• **Data for the task**
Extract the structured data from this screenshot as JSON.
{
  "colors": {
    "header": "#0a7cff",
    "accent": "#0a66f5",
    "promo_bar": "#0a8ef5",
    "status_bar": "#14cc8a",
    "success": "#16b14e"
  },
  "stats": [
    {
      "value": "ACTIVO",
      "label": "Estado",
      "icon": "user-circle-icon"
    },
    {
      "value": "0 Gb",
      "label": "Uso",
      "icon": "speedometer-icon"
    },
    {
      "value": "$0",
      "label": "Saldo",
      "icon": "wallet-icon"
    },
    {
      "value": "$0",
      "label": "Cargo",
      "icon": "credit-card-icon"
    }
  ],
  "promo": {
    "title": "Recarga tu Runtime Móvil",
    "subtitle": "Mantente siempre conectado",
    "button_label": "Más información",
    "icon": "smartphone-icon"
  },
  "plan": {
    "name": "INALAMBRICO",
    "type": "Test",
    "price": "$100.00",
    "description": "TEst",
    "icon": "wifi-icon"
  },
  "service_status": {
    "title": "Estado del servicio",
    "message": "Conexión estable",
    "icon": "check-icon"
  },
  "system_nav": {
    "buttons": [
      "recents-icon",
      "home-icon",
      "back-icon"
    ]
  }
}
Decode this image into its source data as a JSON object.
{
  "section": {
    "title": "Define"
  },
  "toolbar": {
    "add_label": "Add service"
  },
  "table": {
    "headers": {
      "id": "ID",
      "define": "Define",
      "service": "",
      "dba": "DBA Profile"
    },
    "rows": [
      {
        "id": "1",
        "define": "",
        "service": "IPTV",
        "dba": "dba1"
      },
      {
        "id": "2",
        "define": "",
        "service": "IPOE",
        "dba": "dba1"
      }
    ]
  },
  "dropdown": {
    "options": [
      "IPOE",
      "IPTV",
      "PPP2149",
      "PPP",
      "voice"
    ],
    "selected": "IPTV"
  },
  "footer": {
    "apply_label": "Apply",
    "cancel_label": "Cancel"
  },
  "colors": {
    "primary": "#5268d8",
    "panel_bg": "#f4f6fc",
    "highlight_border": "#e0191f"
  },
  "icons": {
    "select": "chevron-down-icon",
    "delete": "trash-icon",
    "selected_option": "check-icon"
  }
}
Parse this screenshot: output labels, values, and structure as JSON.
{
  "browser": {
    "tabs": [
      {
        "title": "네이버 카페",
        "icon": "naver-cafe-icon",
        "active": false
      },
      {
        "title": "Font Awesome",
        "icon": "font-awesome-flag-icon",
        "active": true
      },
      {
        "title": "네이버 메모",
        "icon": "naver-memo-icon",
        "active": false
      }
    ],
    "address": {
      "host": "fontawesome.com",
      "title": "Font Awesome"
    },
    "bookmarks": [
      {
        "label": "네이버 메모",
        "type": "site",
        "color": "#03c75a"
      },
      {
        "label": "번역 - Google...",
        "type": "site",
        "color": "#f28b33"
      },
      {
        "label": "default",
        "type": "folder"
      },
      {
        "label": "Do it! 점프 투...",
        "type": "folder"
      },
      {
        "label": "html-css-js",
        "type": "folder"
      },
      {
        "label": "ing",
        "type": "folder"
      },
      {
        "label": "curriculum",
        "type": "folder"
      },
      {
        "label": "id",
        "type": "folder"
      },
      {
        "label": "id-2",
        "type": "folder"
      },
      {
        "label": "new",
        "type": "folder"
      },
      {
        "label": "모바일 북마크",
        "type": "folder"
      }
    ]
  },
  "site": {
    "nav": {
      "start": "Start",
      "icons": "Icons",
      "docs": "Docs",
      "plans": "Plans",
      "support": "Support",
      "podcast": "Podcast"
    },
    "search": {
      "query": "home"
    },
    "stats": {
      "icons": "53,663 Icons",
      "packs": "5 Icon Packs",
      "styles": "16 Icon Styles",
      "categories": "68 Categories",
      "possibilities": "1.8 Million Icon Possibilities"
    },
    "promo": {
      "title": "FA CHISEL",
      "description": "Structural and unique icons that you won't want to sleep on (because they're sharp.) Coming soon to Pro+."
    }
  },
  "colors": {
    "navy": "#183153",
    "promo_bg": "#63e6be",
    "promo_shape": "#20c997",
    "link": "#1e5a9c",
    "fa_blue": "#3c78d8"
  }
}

• **Your goal**
Everything from the line containing "Parse this screenshot: output" through the final line of the listing, inclusive, must be reproduced exactly; leave out the rest.

• **Solved exercise**
Parse this screenshot: output labels, values, and structure as JSON.
{
  "browser": {
    "tabs": [
      {
        "title": "네이버 카페",
        "icon": "naver-cafe-icon",
        "active": false
      },
      {
        "title": "Font Awesome",
        "icon": "font-awesome-flag-icon",
        "active": true
      },
      {
        "title": "네이버 메모",
        "icon": "naver-memo-icon",
        "active": false
      }
    ],
    "address": {
      "host": "fontawesome.com",
      "title": "Font Awesome"
    },
    "bookmarks": [
      {
        "label": "네이버 메모",
        "type": "site",
        "color": "#03c75a"
      },
      {
        "label": "번역 - Google...",
        "type": "site",
        "color": "#f28b33"
      },
      {
        "label": "default",
        "type": "folder"
      },
      {
        "label": "Do it! 점프 투...",
        "type": "folder"
      },
      {
        "label": "html-css-js",
        "type": "folder"
      },
      {
        "label": "ing",
        "type": "folder"
      },
      {
        "label": "curriculum",
        "type": "folder"
      },
      {
        "label": "id",
        "type": "folder"
      },
      {
        "label": "id-2",
        "type": "folder"
      },
      {
        "label": "new",
        "type": "folder"
      },
      {
        "label": "모바일 북마크",
        "type": "folder"
      }
    ]
  },
  "site": {
    "nav": {
      "start": "Start",
      "icons": "Icons",
      "docs": "Docs",
      "plans": "Plans",
      "support": "Support",
      "podcast": "Podcast"
    },
    "search": {
      "query": "home"
    },
    "stats": {
      "icons": "53,663 Icons",
      "packs": "5 Icon Packs",
      "styles": "16 Icon Styles",
      "categories": "68 Categories",
      "possibilities": "1.8 Million Icon Possibilities"
    },
    "promo": {
      "title": "FA CHISEL",
      "description": "Structural and unique icons that you won't want to sleep on (because they're sharp.) Coming soon to Pro+."
    }
  },
  "colors": {
    "navy": "#183153",
    "promo_bg": "#63e6be",
    "promo_shape": "#20c997",
    "link": "#1e5a9c",
    "fa_blue": "#3c78d8"
  }
}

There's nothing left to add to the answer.